### Exercise directions
Copy out the listing exactly.

### Records for processing
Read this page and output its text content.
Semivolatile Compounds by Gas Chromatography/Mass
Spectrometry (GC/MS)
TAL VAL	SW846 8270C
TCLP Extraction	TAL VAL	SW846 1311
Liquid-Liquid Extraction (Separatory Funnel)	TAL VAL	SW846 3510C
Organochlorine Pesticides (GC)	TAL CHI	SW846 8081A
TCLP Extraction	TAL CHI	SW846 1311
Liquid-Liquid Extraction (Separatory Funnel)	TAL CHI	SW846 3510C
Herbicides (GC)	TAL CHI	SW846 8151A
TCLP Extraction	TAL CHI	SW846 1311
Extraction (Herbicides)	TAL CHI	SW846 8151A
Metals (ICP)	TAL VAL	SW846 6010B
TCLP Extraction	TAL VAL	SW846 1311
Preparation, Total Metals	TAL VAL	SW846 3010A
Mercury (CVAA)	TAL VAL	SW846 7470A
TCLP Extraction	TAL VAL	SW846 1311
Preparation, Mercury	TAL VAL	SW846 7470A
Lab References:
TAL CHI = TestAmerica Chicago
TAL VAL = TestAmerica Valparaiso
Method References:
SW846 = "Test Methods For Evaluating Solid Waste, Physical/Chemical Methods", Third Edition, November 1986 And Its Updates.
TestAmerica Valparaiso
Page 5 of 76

### Exercise answer
Read this page and output its text content.
Semivolatile Compounds by Gas Chromatography/Mass
Spectrometry (GC/MS)
TAL VAL	SW846 8270C
TCLP Extraction	TAL VAL	SW846 1311
Liquid-Liquid Extraction (Separatory Funnel)	TAL VAL	SW846 3510C
Organochlorine Pesticides (GC)	TAL CHI	SW846 8081A
TCLP Extraction	TAL CHI	SW846 1311
Liquid-Liquid Extraction (Separatory Funnel)	TAL CHI	SW846 3510C
Herbicides (GC)	TAL CHI	SW846 8151A
TCLP Extraction	TAL CHI	SW846 1311
Extraction (Herbicides)	TAL CHI	SW846 8151A
Metals (ICP)	TAL VAL	SW846 6010B
TCLP Extraction	TAL VAL	SW846 1311
Preparation, Total Metals	TAL VAL	SW846 3010A
Mercury (CVAA)	TAL VAL	SW846 7470A
TCLP Extraction	TAL VAL	SW846 1311
Preparation, Mercury	TAL VAL	SW846 7470A
Lab References:
TAL CHI = TestAmerica Chicago
TAL VAL = TestAmerica Valparaiso
Method References:
SW846 = "Test Methods For Evaluating Solid Waste, Physical/Chemical Methods", Third Edition, November 1986 And Its Updates.
TestAmerica Valparaiso
Page 5 of 76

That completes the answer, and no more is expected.